Exercise prompt - Every line in the listing is to be echoed verbatim.

(Data extracted from a collection)
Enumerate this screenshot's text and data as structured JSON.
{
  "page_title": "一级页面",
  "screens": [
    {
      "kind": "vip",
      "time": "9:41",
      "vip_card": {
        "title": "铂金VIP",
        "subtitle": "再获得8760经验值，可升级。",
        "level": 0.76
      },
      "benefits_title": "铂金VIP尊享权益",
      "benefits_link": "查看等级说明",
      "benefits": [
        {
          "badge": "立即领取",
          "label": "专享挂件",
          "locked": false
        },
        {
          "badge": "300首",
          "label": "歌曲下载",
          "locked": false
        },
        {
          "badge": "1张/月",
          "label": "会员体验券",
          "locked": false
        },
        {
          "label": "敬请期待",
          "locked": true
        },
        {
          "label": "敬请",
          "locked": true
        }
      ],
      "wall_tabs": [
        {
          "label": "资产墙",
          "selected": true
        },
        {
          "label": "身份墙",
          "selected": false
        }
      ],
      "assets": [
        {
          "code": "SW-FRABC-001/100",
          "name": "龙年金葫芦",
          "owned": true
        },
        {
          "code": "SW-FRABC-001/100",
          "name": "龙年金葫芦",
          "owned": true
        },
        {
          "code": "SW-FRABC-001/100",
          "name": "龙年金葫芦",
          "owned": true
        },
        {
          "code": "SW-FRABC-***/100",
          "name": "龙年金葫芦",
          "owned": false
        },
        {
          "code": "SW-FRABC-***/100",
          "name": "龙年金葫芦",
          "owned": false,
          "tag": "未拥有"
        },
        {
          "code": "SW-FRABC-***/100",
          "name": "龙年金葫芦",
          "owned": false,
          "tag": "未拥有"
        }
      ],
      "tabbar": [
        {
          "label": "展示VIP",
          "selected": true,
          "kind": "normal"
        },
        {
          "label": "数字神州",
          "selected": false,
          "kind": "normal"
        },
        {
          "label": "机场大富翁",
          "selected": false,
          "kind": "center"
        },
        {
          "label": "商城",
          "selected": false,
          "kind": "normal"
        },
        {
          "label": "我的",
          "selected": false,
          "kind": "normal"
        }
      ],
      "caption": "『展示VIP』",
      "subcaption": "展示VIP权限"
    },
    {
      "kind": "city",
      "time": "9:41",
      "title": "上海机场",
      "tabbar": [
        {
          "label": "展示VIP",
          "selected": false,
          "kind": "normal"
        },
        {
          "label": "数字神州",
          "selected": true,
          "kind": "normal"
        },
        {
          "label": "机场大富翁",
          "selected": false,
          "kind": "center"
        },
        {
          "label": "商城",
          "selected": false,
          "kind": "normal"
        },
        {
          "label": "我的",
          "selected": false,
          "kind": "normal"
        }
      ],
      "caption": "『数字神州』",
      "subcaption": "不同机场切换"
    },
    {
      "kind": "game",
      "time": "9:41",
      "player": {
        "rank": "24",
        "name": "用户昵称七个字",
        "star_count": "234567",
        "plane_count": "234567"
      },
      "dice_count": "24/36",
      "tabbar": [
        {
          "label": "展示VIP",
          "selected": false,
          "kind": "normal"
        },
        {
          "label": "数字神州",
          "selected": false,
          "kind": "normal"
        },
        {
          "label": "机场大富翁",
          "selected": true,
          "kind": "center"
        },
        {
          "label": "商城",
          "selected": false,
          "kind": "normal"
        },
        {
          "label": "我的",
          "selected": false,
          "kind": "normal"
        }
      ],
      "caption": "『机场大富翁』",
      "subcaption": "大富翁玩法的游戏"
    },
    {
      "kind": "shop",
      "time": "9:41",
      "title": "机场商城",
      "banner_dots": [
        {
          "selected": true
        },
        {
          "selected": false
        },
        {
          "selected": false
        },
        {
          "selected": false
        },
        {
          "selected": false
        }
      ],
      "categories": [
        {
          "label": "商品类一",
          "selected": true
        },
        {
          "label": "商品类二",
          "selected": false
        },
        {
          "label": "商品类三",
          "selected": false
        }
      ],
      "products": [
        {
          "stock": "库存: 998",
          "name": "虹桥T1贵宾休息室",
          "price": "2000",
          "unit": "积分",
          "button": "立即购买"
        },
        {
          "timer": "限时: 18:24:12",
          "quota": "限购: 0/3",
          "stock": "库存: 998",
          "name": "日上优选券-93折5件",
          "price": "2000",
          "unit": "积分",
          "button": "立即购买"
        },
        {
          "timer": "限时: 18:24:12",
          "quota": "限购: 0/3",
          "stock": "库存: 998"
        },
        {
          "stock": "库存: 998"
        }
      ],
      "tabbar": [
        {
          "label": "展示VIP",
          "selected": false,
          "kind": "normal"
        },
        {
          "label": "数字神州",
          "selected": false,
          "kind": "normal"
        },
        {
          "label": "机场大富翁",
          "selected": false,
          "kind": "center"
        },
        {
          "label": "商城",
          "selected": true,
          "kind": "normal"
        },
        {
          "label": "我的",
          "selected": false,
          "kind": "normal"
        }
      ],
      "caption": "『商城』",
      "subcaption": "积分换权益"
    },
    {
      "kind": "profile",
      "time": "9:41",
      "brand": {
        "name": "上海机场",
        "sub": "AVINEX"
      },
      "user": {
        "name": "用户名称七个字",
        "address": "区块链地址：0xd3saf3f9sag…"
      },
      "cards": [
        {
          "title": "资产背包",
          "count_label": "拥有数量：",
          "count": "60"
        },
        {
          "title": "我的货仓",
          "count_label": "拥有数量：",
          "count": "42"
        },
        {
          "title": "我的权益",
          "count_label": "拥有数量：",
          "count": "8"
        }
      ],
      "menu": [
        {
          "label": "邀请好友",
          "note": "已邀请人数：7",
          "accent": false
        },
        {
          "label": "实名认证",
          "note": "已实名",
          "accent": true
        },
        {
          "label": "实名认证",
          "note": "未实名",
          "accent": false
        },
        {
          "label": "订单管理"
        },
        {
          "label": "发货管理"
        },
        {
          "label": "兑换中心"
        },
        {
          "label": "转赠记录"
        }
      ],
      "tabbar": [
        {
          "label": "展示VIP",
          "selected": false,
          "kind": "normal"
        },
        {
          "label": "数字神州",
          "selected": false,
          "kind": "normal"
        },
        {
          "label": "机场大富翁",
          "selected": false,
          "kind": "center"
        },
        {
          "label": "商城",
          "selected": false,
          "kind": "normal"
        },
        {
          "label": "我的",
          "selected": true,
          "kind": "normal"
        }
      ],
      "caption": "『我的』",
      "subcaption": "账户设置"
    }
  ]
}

Correct answer -
Enumerate this screenshot's text and data as structured JSON.
{
  "page_title": "一级页面",
  "screens": [
    {
      "kind": "vip",
      "time": "9:41",
      "vip_card": {
        "title": "铂金VIP",
        "subtitle": "再获得8760经验值，可升级。",
        "level": 0.76
      },
      "benefits_title": "铂金VIP尊享权益",
      "benefits_link": "查看等级说明",
      "benefits": [
        {
          "badge": "立即领取",
          "label": "专享挂件",
          "locked": false
        },
        {
          "badge": "300首",
          "label": "歌曲下载",
          "locked": false
        },
        {
          "badge": "1张/月",
          "label": "会员体验券",
          "locked": false
        },
        {
          "label": "敬请期待",
          "locked": true
        },
        {
          "label": "敬请",
          "locked": true
        }
      ],
      "wall_tabs": [
        {
          "label": "资产墙",
          "selected": true
        },
        {
          "label": "身份墙",
          "selected": false
        }
      ],
      "assets": [
        {
          "code": "SW-FRABC-001/100",
          "name": "龙年金葫芦",
          "owned": true
        },
        {
          "code": "SW-FRABC-001/100",
          "name": "龙年金葫芦",
          "owned": true
        },
        {
          "code": "SW-FRABC-001/100",
          "name": "龙年金葫芦",
          "owned": true
        },
        {
          "code": "SW-FRABC-***/100",
          "name": "龙年金葫芦",
          "owned": false
        },
        {
          "code": "SW-FRABC-***/100",
          "name": "龙年金葫芦",
          "owned": false,
          "tag": "未拥有"
        },
        {
          "code": "SW-FRABC-***/100",
          "name": "龙年金葫芦",
          "owned": false,
          "tag": "未拥有"
        }
      ],
      "tabbar": [
        {
          "label": "展示VIP",
          "selected": true,
          "kind": "normal"
        },
        {
          "label": "数字神州",
          "selected": false,
          "kind": "normal"
        },
        {
          "label": "机场大富翁",
          "selected": false,
          "kind": "center"
        },
        {
          "label": "商城",
          "selected": false,
          "kind": "normal"
        },
        {
          "label": "我的",
          "selected": false,
          "kind": "normal"
        }
      ],
      "caption": "『展示VIP』",
      "subcaption": "展示VIP权限"
    },
    {
      "kind": "city",
      "time": "9:41",
      "title": "上海机场",
      "tabbar": [
        {
          "label": "展示VIP",
          "selected": false,
          "kind": "normal"
        },
        {
          "label": "数字神州",
          "selected": true,
          "kind": "normal"
        },
        {
          "label": "机场大富翁",
          "selected": false,
          "kind": "center"
        },
        {
          "label": "商城",
          "selected": false,
          "kind": "normal"
        },
        {
          "label": "我的",
          "selected": false,
          "kind": "normal"
        }
      ],
      "caption": "『数字神州』",
      "subcaption": "不同机场切换"
    },
    {
      "kind": "game",
      "time": "9:41",
      "player": {
        "rank": "24",
        "name": "用户昵称七个字",
        "star_count": "234567",
        "plane_count": "234567"
      },
      "dice_count": "24/36",
      "tabbar": [
        {
          "label": "展示VIP",
          "selected": false,
          "kind": "normal"
        },
        {
          "label": "数字神州",
          "selected": false,
          "kind": "normal"
        },
        {
          "label": "机场大富翁",
          "selected": true,
          "kind": "center"
        },
        {
          "label": "商城",
          "selected": false,
          "kind": "normal"
        },
        {
          "label": "我的",
          "selected": false,
          "kind": "normal"
        }
      ],
      "caption": "『机场大富翁』",
      "subcaption": "大富翁玩法的游戏"
    },
    {
      "kind": "shop",
      "time": "9:41",
      "title": "机场商城",
      "banner_dots": [
        {
          "selected": true
        },
        {
          "selected": false
        },
        {
          "selected": false
        },
        {
          "selected": false
        },
        {
          "selected": false
        }
      ],
      "categories": [
        {
          "label": "商品类一",
          "selected": true
        },
        {
          "label": "商品类二",
          "selected": false
        },
        {
          "label": "商品类三",
          "selected": false
        }
      ],
      "products": [
        {
          "stock": "库存: 998",
          "name": "虹桥T1贵宾休息室",
          "price": "2000",
          "unit": "积分",
          "button": "立即购买"
        },
        {
          "timer": "限时: 18:24:12",
          "quota": "限购: 0/3",
          "stock": "库存: 998",
          "name": "日上优选券-93折5件",
          "price": "2000",
          "unit": "积分",
          "button": "立即购买"
        },
        {
          "timer": "限时: 18:24:12",
          "quota": "限购: 0/3",
          "stock": "库存: 998"
        },
        {
          "stock": "库存: 998"
        }
      ],
      "tabbar": [
        {
          "label": "展示VIP",
          "selected": false,
          "kind": "normal"
        },
        {
          "label": "数字神州",
          "selected": false,
          "kind": "normal"
        },
        {
          "label": "机场大富翁",
          "selected": false,
          "kind": "center"
        },
        {
          "label": "商城",
          "selected": true,
          "kind": "normal"
        },
        {
          "label": "我的",
          "selected": false,
          "kind": "normal"
        }
      ],
      "caption": "『商城』",
      "subcaption": "积分换权益"
    },
    {
      "kind": "profile",
      "time": "9:41",
      "brand": {
        "name": "上海机场",
        "sub": "AVINEX"
      },
      "user": {
        "name": "用户名称七个字",
        "address": "区块链地址：0xd3saf3f9sag…"
      },
      "cards": [
        {
          "title": "资产背包",
          "count_label": "拥有数量：",
          "count": "60"
        },
        {
          "title": "我的货仓",
          "count_label": "拥有数量：",
          "count": "42"
        },
        {
          "title": "我的权益",
          "count_label": "拥有数量：",
          "count": "8"
        }
      ],
      "menu": [
        {
          "label": "邀请好友",
          "note": "已邀请人数：7",
          "accent": false
        },
        {
          "label": "实名认证",
          "note": "已实名",
          "accent": true
        },
        {
          "label": "实名认证",
          "note": "未实名",
          "accent": false
        },
        {
          "label": "订单管理"
        },
        {
          "label": "发货管理"
        },
        {
          "label": "兑换中心"
        },
        {
          "label": "转赠记录"
        }
      ],
      "tabbar": [
        {
          "label": "展示VIP",
          "selected": false,
          "kind": "normal"
        },
        {
          "label": "数字神州",
          "selected": false,
          "kind": "normal"
        },
        {
          "label": "机场大富翁",
          "selected": false,
          "kind": "center"
        },
        {
          "label": "商城",
          "selected": false,
          "kind": "normal"
        },
        {
          "label": "我的",
          "selected": true,
          "kind": "normal"
        }
      ],
      "caption": "『我的』",
      "subcaption": "账户设置"
    }
  ]
}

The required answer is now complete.